• **Challenge**: Locate every line in the records below that contains the word "Fahrzeugs", and copy each one.

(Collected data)

☆ ☆ ☆ ☆ ☆ ☆ ☆

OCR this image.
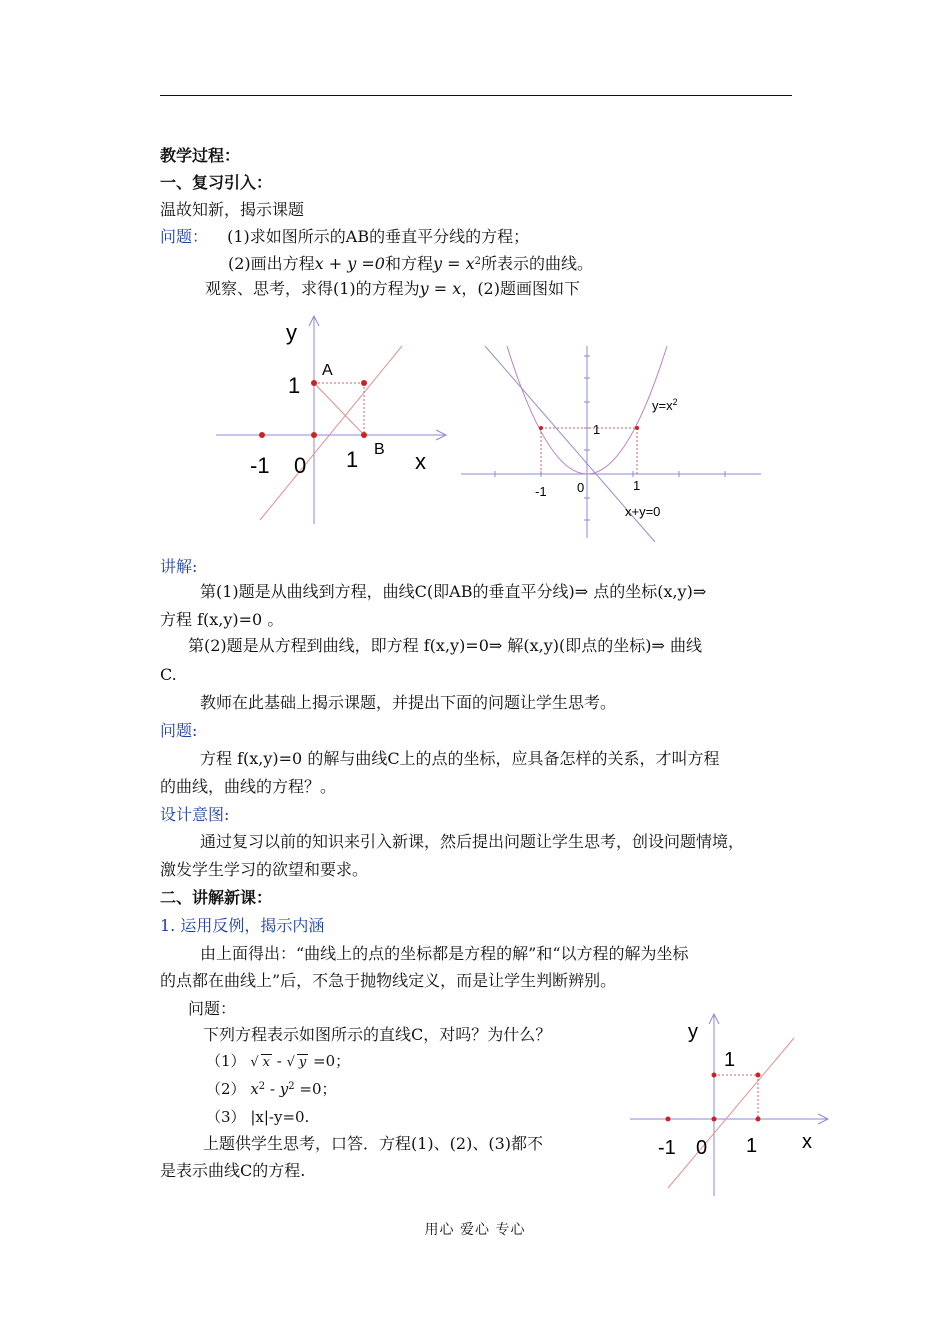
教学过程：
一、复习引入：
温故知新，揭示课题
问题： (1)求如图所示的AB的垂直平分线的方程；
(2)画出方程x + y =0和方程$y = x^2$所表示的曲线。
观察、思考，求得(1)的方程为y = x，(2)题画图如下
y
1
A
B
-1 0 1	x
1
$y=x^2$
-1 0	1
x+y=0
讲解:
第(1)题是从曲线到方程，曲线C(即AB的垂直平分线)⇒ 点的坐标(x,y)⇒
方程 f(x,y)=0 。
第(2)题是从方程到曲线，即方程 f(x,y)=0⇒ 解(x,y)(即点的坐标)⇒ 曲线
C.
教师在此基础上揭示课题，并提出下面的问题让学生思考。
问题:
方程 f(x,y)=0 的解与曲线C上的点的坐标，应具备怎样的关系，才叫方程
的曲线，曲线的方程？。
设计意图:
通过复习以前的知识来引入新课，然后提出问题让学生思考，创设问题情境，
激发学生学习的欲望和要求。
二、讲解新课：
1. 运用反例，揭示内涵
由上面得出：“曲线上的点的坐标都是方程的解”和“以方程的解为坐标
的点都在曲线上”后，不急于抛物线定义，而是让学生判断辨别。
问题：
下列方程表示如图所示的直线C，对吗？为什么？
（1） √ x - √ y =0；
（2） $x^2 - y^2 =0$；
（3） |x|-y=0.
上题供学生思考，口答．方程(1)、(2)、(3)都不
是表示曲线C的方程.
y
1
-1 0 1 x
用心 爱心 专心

☆ ☆ ☆ ☆ ☆ ☆ ☆

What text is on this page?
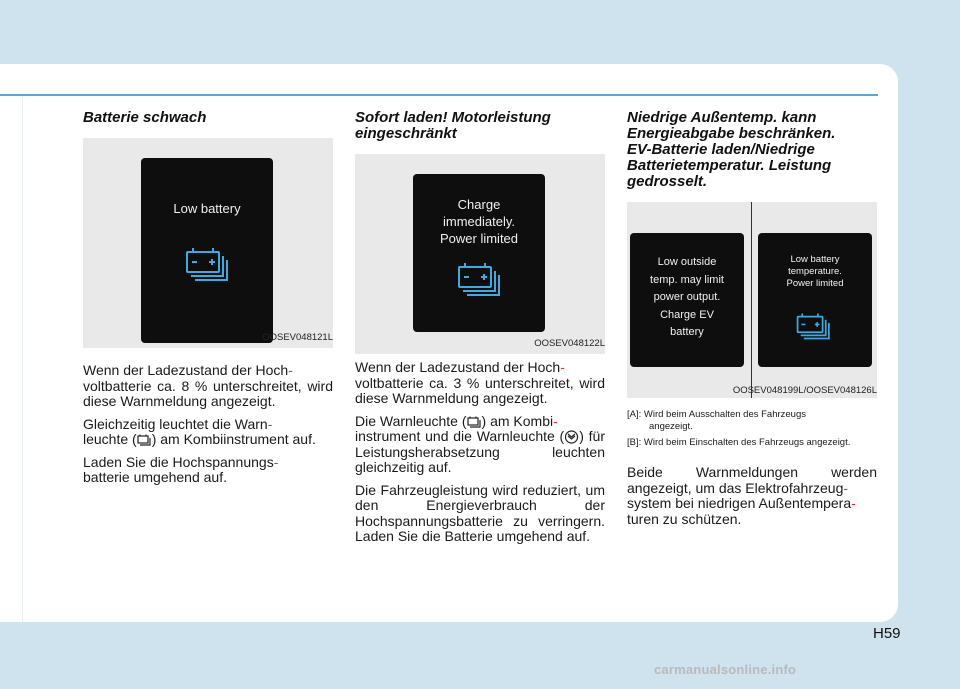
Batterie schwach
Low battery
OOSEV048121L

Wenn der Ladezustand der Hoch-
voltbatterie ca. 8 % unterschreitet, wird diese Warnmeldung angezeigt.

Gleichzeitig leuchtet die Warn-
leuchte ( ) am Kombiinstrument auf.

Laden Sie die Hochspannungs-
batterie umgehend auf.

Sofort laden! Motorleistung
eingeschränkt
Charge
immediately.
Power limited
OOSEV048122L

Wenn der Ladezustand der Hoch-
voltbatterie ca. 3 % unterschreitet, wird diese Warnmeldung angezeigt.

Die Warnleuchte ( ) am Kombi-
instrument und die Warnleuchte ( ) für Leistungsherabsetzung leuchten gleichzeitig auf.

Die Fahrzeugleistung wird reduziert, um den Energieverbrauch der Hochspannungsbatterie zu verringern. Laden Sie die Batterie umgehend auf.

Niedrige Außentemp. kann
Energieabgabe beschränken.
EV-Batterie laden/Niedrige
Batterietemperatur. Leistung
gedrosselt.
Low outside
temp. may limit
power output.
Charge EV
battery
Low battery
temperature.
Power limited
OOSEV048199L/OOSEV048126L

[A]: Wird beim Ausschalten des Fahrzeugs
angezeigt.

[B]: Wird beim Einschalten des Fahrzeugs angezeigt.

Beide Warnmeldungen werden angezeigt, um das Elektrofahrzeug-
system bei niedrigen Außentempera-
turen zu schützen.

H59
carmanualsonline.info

☆ ☆ ☆ ☆ ☆ ☆ ☆

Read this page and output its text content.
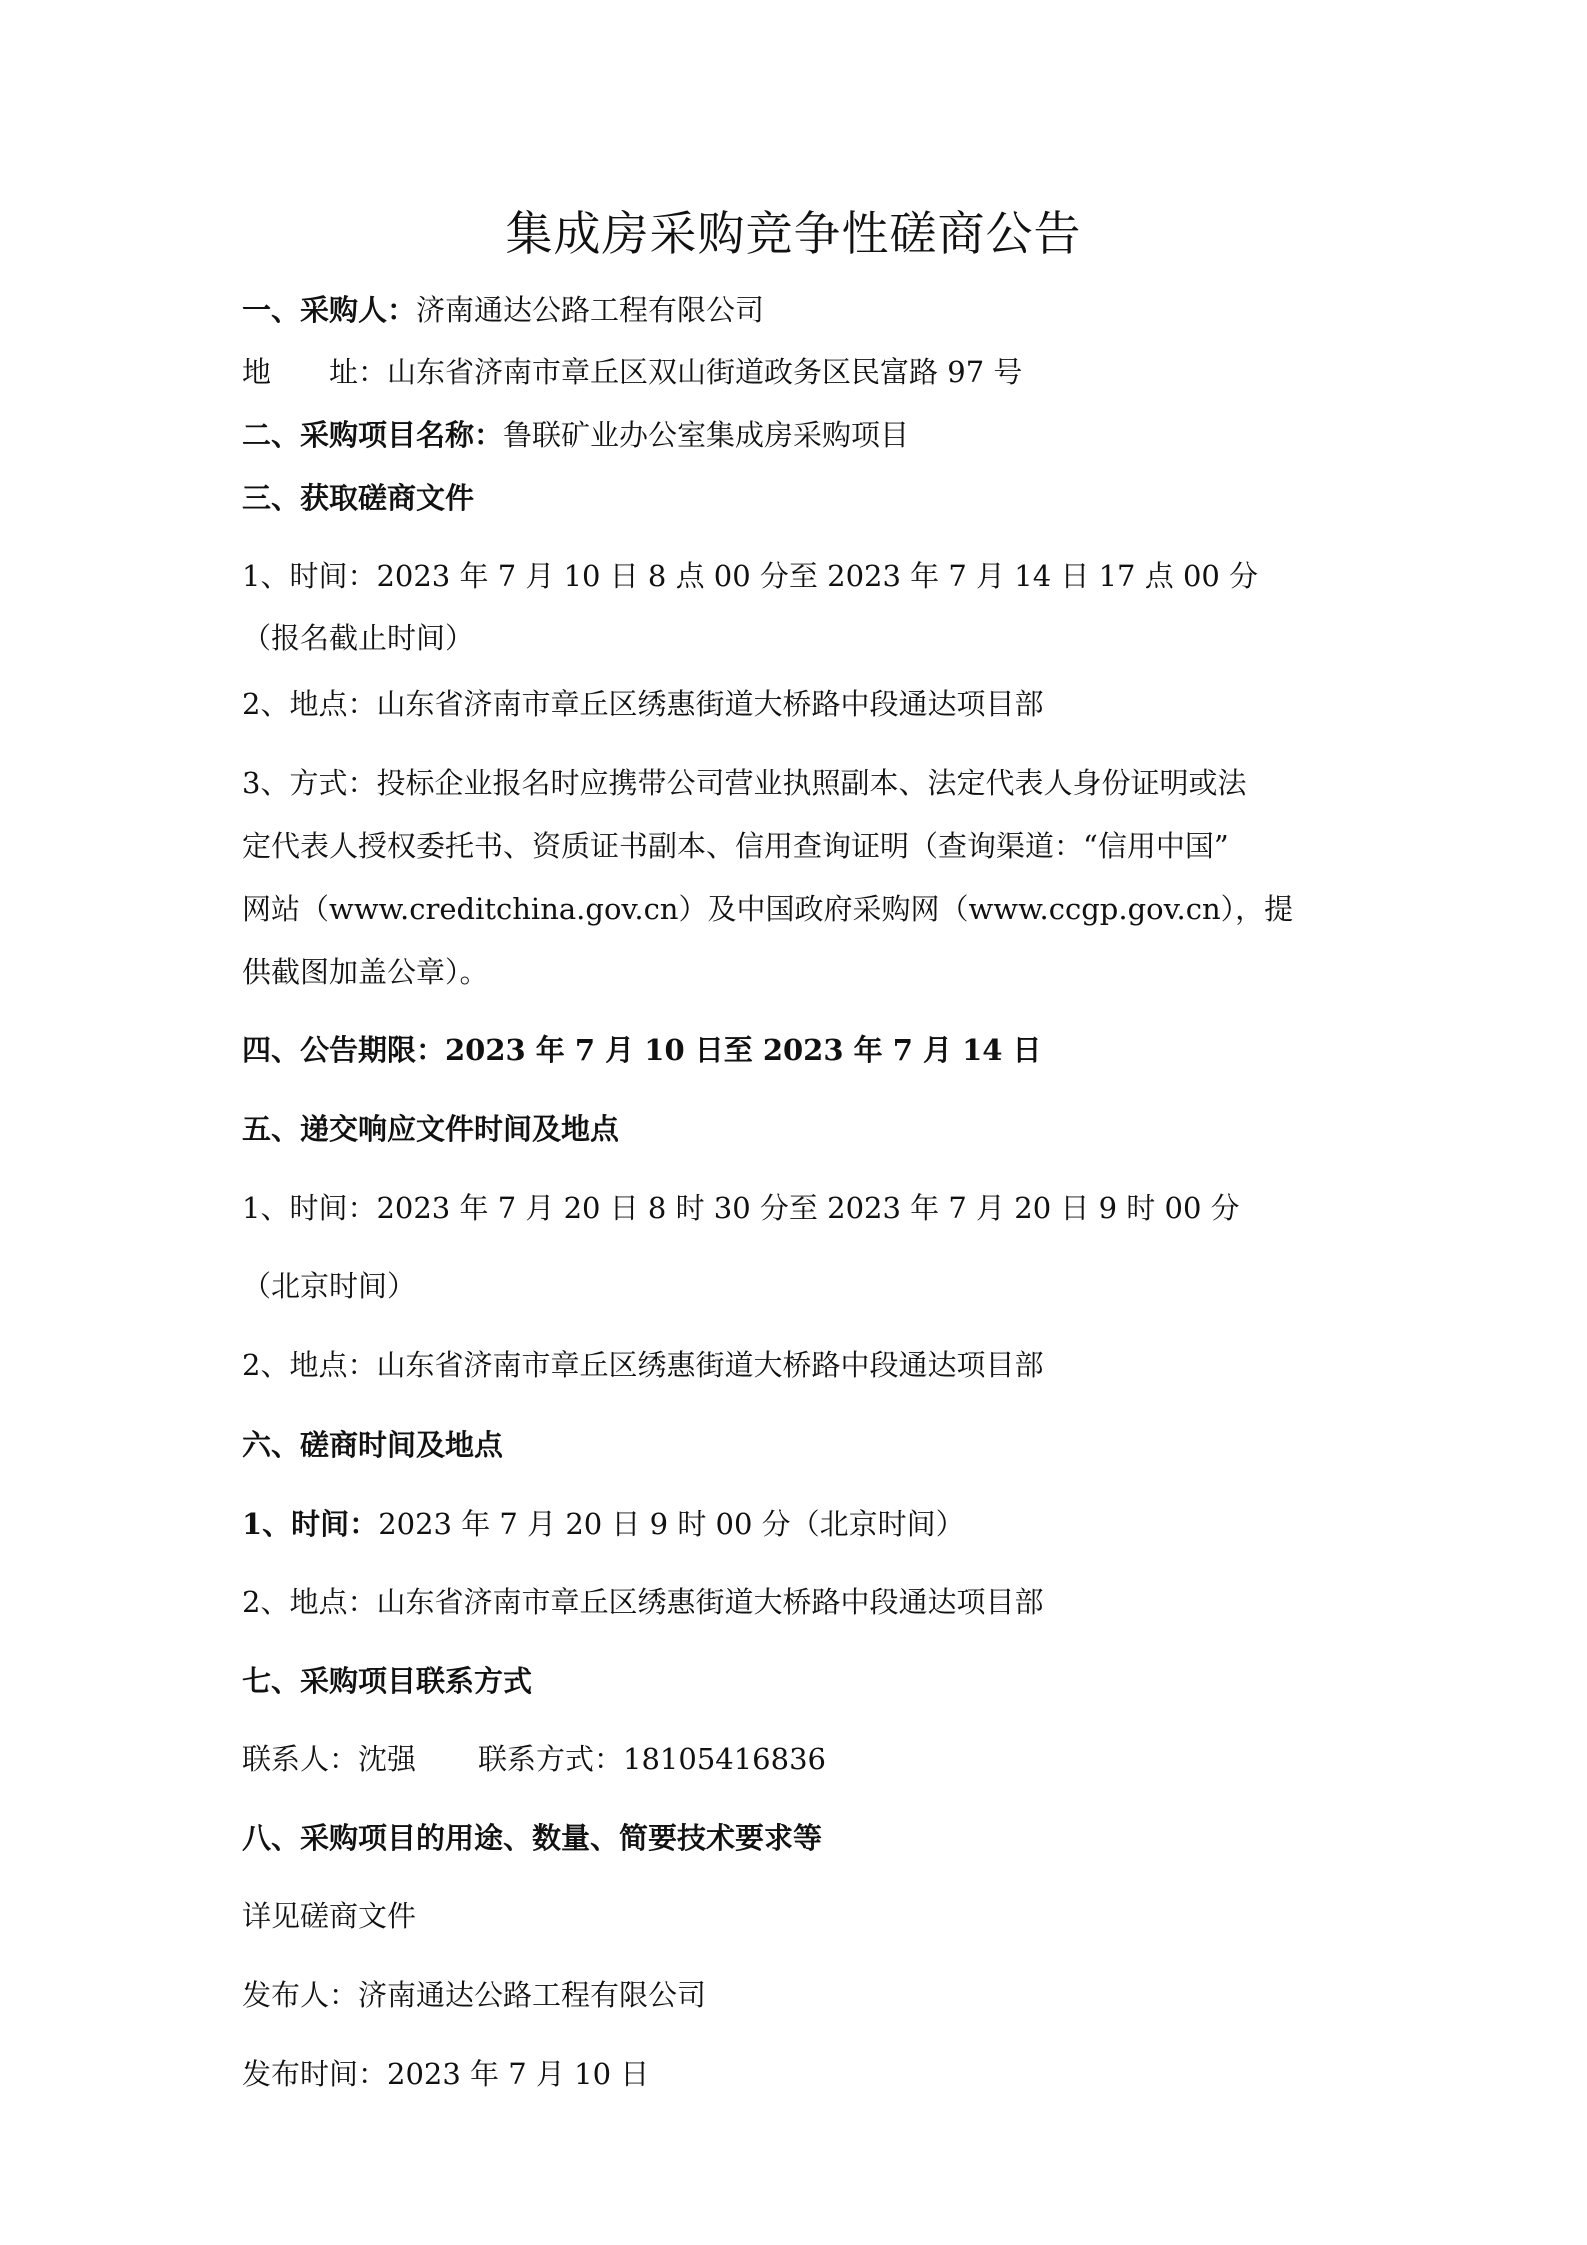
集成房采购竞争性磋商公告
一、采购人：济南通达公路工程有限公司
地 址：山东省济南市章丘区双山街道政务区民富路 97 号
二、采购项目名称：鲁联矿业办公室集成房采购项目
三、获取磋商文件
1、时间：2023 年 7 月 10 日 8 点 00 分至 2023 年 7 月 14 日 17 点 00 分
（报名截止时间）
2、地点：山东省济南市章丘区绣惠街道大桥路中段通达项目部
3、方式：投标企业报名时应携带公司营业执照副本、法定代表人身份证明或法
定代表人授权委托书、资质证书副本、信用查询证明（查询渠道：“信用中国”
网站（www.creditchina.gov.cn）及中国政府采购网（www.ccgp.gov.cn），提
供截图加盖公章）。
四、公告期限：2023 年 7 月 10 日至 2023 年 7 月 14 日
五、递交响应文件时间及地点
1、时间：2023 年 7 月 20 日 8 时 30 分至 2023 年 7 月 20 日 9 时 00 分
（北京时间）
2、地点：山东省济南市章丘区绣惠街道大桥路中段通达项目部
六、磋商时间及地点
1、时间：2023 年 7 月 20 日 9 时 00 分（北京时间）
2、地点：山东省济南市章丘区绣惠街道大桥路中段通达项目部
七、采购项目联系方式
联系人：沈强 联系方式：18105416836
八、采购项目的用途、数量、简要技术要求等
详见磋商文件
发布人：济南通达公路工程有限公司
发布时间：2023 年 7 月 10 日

☆ ☆ ☆ ☆ ☆ ☆ ☆

• **Correct response**:
[A]: Wird beim Ausschalten des Fahrzeugs
[B]: Wird beim Einschalten des Fahrzeugs angezeigt.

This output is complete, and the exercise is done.